◆ What is expected:
Pull each line holding "neue" out of the entries below.

----- Records shown -----

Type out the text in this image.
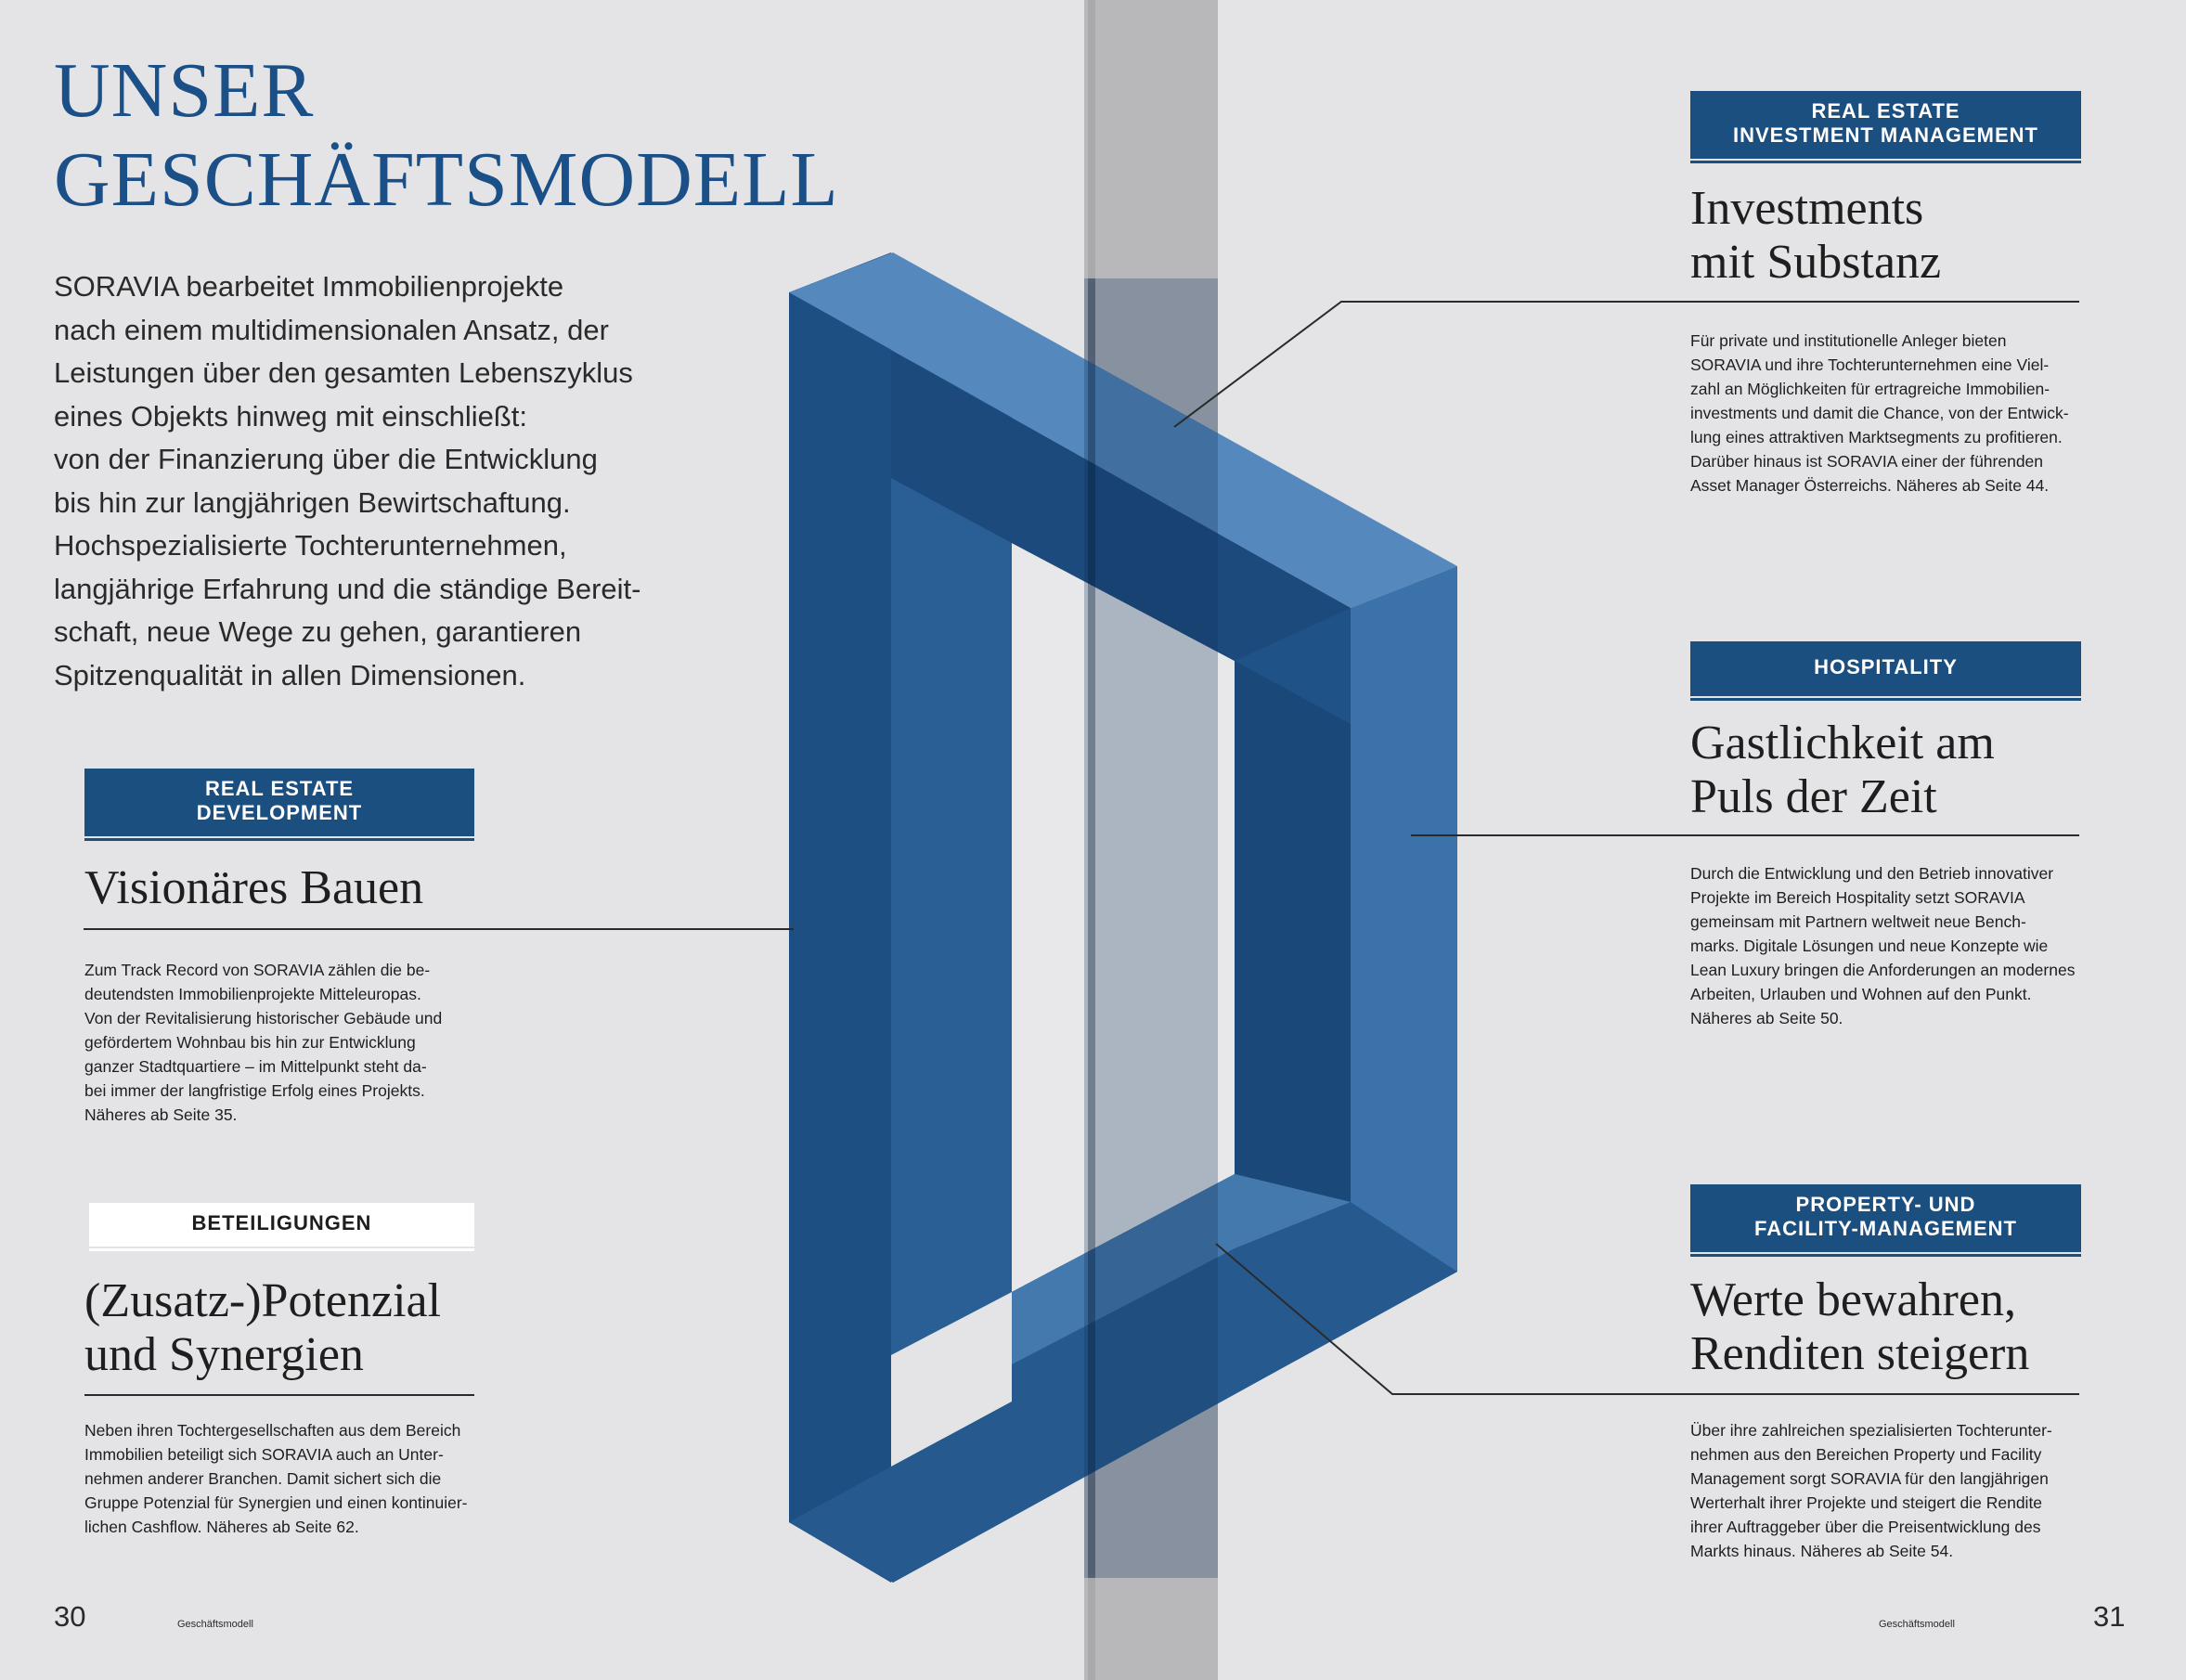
UNSER
GESCHÄFTSMODELL
SORAVIA bearbeitet Immobilienprojekte
nach einem multidimensionalen Ansatz, der
Leistungen über den gesamten Lebenszyklus
eines Objekts hinweg mit einschließt:
von der Finanzierung über die Entwicklung
bis hin zur langjährigen Bewirtschaftung.
Hochspezialisierte Tochterunternehmen,
langjährige Erfahrung und die ständige Bereit-
schaft, neue Wege zu gehen, garantieren
Spitzenqualität in allen Dimensionen.
REAL ESTATE
DEVELOPMENT
Visionäres Bauen
Zum Track Record von SORAVIA zählen die be-
deutendsten Immobilienprojekte Mitteleuropas.
Von der Revitalisierung historischer Gebäude und
gefördertem Wohnbau bis hin zur Entwicklung
ganzer Stadtquartiere – im Mittelpunkt steht da-
bei immer der langfristige Erfolg eines Projekts.
Näheres ab Seite 35.
BETEILIGUNGEN
(Zusatz-)Potenzial
und Synergien
Neben ihren Tochtergesellschaften aus dem Bereich
Immobilien beteiligt sich SORAVIA auch an Unter-
nehmen anderer Branchen. Damit sichert sich die
Gruppe Potenzial für Synergien und einen kontinuier-
lichen Cashflow. Näheres ab Seite 62.
REAL ESTATE
INVESTMENT MANAGEMENT
Investments
mit Substanz
Für private und institutionelle Anleger bieten
SORAVIA und ihre Tochterunternehmen eine Viel-
zahl an Möglichkeiten für ertragreiche Immobilien-
investments und damit die Chance, von der Entwick-
lung eines attraktiven Marktsegments zu profitieren.
Darüber hinaus ist SORAVIA einer der führenden
Asset Manager Österreichs. Näheres ab Seite 44.
HOSPITALITY
Gastlichkeit am
Puls der Zeit
Durch die Entwicklung und den Betrieb innovativer
Projekte im Bereich Hospitality setzt SORAVIA
gemeinsam mit Partnern weltweit neue Bench-
marks. Digitale Lösungen und neue Konzepte wie
Lean Luxury bringen die Anforderungen an modernes
Arbeiten, Urlauben und Wohnen auf den Punkt.
Näheres ab Seite 50.
PROPERTY- UND
FACILITY-MANAGEMENT
Werte bewahren,
Renditen steigern
Über ihre zahlreichen spezialisierten Tochterunter-
nehmen aus den Bereichen Property und Facility
Management sorgt SORAVIA für den langjährigen
Werterhalt ihrer Projekte und steigert die Rendite
ihrer Auftraggeber über die Preisentwicklung des
Markts hinaus. Näheres ab Seite 54.
30	Geschäftsmodell	Geschäftsmodell	31
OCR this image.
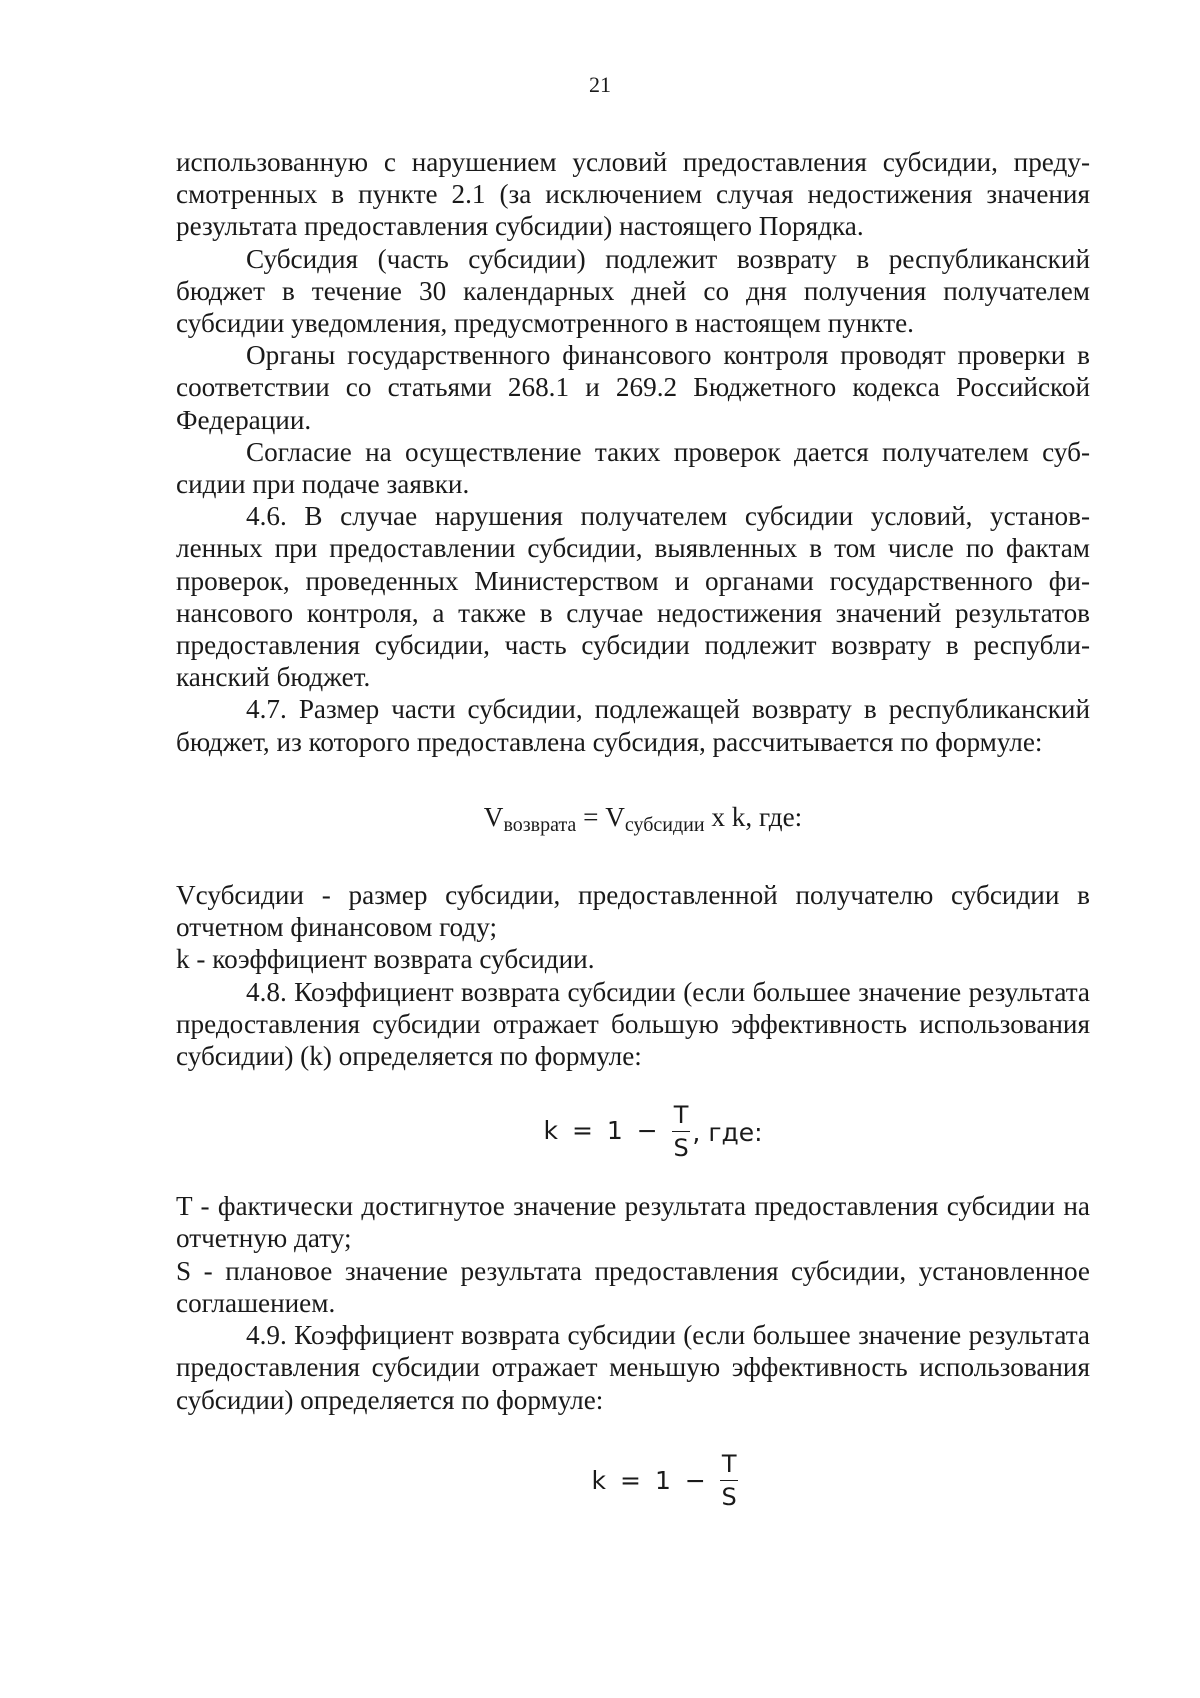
21

использованную с нарушением условий предоставления субсидии, предусмотренных в пункте 2.1 (за исключением случая недостижения значения результата предоставления субсидии) настоящего Порядка.

Субсидия (часть субсидии) подлежит возврату в республиканский бюджет в течение 30 календарных дней со дня получения получателем субсидии уведомления, предусмотренного в настоящем пункте.

Органы государственного финансового контроля проводят проверки в соответствии со статьями 268.1 и 269.2 Бюджетного кодекса Российской Федерации.

Согласие на осуществление таких проверок дается получателем субсидии при подаче заявки.

4.6. В случае нарушения получателем субсидии условий, установленных при предоставлении субсидии, выявленных в том числе по фактам проверок, проведенных Министерством и органами государственного финансового контроля, а также в случае недостижения значений результатов предоставления субсидии, часть субсидии подлежит возврату в республиканский бюджет.

4.7. Размер части субсидии, подлежащей возврату в республиканский бюджет, из которого предоставлена субсидия, рассчитывается по формуле:

$V_{возврата} = V_{субсидии}$ x k, где:

Vсубсидии - размер субсидии, предоставленной получателю субсидии в отчетном финансовом году;

k - коэффициент возврата субсидии.

4.8. Коэффициент возврата субсидии (если большее значение результата предоставления субсидии отражает большую эффективность использования субсидии) (k) определяется по формуле:

$k = 1 - \frac{T}{S}$ , где:

T - фактически достигнутое значение результата предоставления субсидии на отчетную дату;

S - плановое значение результата предоставления субсидии, установленное соглашением.

4.9. Коэффициент возврата субсидии (если большее значение результата предоставления субсидии отражает меньшую эффективность использования субсидии) определяется по формуле:

$k = 1 - \frac{T}{S}$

-----

◆ Solution below:
schaft, neue Wege zu gehen, garantieren
gemeinsam mit Partnern weltweit neue Bench-
marks. Digitale Lösungen und neue Konzepte wie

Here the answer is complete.